### WHAT IS NEEDED
Search the entries for the word "Pixel" and pull out each line that has it.

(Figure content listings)
------------

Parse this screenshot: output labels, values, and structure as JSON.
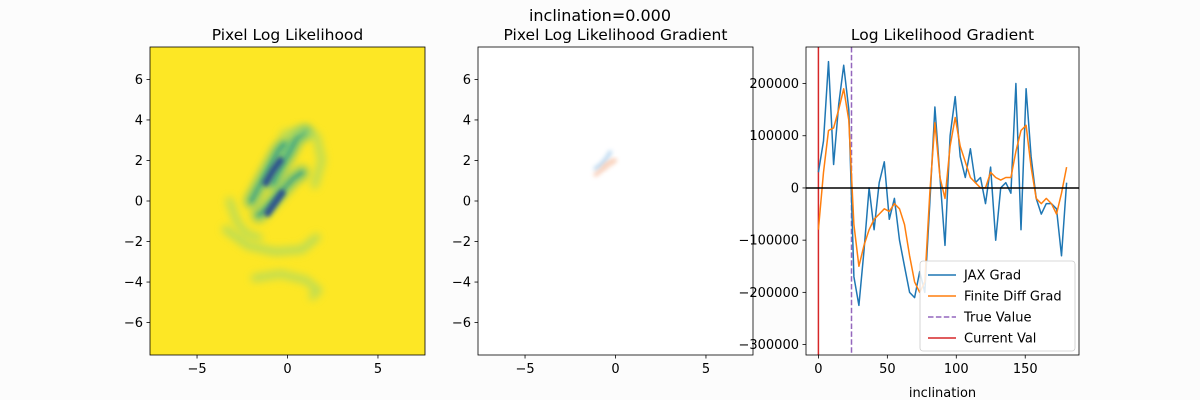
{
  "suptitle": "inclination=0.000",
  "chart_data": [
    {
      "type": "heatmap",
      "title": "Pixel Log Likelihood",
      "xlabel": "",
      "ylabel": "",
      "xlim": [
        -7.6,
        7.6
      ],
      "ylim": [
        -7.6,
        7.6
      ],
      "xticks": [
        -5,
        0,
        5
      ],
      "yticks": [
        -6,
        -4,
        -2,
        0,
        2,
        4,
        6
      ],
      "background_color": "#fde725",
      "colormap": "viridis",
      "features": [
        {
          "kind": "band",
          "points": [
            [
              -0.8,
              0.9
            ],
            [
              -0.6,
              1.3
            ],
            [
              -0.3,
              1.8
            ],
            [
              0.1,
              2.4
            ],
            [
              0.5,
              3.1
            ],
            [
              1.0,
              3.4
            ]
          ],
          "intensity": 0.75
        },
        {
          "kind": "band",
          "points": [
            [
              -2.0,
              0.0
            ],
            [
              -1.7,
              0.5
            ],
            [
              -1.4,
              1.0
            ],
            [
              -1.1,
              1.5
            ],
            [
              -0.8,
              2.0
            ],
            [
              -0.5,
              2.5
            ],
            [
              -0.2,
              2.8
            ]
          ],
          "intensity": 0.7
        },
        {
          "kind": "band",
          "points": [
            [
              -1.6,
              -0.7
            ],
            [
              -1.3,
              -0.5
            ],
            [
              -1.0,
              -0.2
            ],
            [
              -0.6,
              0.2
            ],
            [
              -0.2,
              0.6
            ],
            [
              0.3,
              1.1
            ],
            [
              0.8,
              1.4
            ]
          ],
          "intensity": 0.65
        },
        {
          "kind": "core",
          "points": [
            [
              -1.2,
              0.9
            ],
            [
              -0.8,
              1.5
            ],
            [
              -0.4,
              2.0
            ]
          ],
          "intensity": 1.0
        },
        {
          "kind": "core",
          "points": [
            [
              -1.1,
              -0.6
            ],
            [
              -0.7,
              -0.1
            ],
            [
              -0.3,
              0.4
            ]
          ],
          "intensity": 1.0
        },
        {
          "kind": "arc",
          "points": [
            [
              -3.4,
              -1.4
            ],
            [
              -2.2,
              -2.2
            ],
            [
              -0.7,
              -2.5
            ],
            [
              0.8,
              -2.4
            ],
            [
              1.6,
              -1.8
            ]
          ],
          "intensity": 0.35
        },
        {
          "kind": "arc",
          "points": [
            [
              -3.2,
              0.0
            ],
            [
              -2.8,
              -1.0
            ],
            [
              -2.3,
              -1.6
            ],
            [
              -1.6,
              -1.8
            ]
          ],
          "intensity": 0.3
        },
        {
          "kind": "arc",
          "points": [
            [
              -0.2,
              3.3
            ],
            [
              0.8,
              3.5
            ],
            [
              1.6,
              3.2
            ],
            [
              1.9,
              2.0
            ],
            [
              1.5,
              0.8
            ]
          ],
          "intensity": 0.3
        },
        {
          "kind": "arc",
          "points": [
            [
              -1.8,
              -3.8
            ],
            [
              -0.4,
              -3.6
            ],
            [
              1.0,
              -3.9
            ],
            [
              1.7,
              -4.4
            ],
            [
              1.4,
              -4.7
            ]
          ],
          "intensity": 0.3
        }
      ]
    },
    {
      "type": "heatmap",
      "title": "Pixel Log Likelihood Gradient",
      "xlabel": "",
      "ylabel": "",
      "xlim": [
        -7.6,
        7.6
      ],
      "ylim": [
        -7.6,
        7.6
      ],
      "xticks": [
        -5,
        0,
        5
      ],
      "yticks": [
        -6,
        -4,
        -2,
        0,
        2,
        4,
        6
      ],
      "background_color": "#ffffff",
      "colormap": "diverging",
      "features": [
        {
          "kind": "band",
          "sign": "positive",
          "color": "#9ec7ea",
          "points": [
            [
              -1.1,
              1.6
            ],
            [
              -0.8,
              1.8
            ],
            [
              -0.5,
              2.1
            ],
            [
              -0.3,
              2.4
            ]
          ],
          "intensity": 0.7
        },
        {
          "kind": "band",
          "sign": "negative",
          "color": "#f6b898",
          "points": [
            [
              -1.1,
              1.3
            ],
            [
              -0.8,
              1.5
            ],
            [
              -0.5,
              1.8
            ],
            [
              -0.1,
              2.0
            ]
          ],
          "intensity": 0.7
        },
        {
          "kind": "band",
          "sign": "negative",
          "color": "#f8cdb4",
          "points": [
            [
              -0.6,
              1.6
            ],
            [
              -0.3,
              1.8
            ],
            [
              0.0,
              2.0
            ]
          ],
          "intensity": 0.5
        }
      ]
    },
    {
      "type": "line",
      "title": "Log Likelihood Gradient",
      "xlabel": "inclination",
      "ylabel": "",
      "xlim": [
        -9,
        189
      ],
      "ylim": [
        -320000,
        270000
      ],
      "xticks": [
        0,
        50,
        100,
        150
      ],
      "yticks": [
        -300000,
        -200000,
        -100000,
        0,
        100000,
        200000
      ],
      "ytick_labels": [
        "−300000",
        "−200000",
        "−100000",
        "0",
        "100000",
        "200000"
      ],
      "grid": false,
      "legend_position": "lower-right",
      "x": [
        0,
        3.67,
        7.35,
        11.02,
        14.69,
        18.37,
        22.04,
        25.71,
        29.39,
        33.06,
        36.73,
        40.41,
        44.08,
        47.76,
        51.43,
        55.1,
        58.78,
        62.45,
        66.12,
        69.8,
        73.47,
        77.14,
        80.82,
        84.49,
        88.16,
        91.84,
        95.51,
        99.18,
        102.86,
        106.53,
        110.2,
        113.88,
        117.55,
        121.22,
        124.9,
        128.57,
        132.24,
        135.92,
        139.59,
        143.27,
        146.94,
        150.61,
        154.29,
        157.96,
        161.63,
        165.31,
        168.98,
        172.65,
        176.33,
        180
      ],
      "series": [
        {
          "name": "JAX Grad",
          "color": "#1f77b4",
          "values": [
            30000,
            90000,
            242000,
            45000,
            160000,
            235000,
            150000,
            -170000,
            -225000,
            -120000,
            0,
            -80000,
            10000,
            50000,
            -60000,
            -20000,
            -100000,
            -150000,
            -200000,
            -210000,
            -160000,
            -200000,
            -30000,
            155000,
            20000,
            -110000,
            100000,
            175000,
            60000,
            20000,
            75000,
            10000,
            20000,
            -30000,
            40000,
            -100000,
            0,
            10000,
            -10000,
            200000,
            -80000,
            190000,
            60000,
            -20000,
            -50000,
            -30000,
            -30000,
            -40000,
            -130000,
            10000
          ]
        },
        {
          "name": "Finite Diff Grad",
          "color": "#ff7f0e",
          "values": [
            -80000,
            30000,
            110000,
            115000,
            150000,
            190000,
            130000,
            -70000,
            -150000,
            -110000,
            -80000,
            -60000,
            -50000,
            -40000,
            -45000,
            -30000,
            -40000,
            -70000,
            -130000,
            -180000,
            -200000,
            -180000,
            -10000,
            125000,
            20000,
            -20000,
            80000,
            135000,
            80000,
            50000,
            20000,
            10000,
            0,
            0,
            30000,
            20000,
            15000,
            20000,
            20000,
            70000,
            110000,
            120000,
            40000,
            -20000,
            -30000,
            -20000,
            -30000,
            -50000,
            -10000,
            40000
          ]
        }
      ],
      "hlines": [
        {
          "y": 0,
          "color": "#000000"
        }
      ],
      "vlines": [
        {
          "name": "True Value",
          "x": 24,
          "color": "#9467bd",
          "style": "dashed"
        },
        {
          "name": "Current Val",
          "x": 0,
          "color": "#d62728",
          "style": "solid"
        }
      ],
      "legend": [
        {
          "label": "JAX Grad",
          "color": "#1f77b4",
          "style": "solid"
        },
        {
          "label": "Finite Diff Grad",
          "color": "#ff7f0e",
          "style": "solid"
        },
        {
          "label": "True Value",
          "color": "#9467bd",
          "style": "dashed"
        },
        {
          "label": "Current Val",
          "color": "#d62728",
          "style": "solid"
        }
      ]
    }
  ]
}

------------

### THE OUTPUT
      "title": "Pixel Log Likelihood",
      "title": "Pixel Log Likelihood Gradient",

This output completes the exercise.